What you have to do: Retype each record shown below, leaving every character as it is.
[Begin Dataset content]
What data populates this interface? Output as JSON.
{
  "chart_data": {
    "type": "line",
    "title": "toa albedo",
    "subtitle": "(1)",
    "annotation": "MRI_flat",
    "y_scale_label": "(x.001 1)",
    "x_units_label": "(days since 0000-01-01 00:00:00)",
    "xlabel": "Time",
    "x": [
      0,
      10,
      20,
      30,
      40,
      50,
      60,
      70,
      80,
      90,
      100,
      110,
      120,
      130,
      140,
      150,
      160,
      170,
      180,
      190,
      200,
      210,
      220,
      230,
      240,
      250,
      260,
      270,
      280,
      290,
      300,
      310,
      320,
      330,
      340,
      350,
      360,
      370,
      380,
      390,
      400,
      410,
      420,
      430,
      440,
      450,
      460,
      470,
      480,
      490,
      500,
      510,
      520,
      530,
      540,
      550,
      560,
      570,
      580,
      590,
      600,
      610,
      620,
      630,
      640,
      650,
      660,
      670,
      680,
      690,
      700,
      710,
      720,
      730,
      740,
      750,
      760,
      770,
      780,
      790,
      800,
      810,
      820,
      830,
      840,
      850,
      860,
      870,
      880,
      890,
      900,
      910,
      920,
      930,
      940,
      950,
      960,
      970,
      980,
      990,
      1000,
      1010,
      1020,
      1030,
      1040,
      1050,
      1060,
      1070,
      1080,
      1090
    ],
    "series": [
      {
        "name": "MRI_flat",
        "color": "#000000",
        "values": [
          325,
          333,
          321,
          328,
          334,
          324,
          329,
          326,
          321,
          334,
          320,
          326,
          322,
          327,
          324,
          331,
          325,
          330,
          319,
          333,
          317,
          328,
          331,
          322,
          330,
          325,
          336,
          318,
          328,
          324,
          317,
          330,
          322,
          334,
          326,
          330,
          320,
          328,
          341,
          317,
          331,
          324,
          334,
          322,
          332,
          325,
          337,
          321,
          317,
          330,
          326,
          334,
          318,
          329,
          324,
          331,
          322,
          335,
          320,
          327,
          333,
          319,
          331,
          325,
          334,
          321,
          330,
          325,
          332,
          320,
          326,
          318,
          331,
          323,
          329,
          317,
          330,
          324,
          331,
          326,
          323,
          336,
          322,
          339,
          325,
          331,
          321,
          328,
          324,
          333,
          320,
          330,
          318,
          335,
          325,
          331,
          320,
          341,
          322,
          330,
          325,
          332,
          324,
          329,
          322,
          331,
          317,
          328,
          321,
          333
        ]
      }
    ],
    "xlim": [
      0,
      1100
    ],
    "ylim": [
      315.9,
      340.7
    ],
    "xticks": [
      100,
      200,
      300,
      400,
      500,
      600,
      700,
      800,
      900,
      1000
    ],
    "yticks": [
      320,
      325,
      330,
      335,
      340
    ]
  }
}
[End Dataset content]
Output of the exercise:
What data populates this interface? Output as JSON.
{
  "chart_data": {
    "type": "line",
    "title": "toa albedo",
    "subtitle": "(1)",
    "annotation": "MRI_flat",
    "y_scale_label": "(x.001 1)",
    "x_units_label": "(days since 0000-01-01 00:00:00)",
    "xlabel": "Time",
    "x": [
      0,
      10,
      20,
      30,
      40,
      50,
      60,
      70,
      80,
      90,
      100,
      110,
      120,
      130,
      140,
      150,
      160,
      170,
      180,
      190,
      200,
      210,
      220,
      230,
      240,
      250,
      260,
      270,
      280,
      290,
      300,
      310,
      320,
      330,
      340,
      350,
      360,
      370,
      380,
      390,
      400,
      410,
      420,
      430,
      440,
      450,
      460,
      470,
      480,
      490,
      500,
      510,
      520,
      530,
      540,
      550,
      560,
      570,
      580,
      590,
      600,
      610,
      620,
      630,
      640,
      650,
      660,
      670,
      680,
      690,
      700,
      710,
      720,
      730,
      740,
      750,
      760,
      770,
      780,
      790,
      800,
      810,
      820,
      830,
      840,
      850,
      860,
      870,
      880,
      890,
      900,
      910,
      920,
      930,
      940,
      950,
      960,
      970,
      980,
      990,
      1000,
      1010,
      1020,
      1030,
      1040,
      1050,
      1060,
      1070,
      1080,
      1090
    ],
    "series": [
      {
        "name": "MRI_flat",
        "color": "#000000",
        "values": [
          325,
          333,
          321,
          328,
          334,
          324,
          329,
          326,
          321,
          334,
          320,
          326,
          322,
          327,
          324,
          331,
          325,
          330,
          319,
          333,
          317,
          328,
          331,
          322,
          330,
          325,
          336,
          318,
          328,
          324,
          317,
          330,
          322,
          334,
          326,
          330,
          320,
          328,
          341,
          317,
          331,
          324,
          334,
          322,
          332,
          325,
          337,
          321,
          317,
          330,
          326,
          334,
          318,
          329,
          324,
          331,
          322,
          335,
          320,
          327,
          333,
          319,
          331,
          325,
          334,
          321,
          330,
          325,
          332,
          320,
          326,
          318,
          331,
          323,
          329,
          317,
          330,
          324,
          331,
          326,
          323,
          336,
          322,
          339,
          325,
          331,
          321,
          328,
          324,
          333,
          320,
          330,
          318,
          335,
          325,
          331,
          320,
          341,
          322,
          330,
          325,
          332,
          324,
          329,
          322,
          331,
          317,
          328,
          321,
          333
        ]
      }
    ],
    "xlim": [
      0,
      1100
    ],
    "ylim": [
      315.9,
      340.7
    ],
    "xticks": [
      100,
      200,
      300,
      400,
      500,
      600,
      700,
      800,
      900,
      1000
    ],
    "yticks": [
      320,
      325,
      330,
      335,
      340
    ]
  }
}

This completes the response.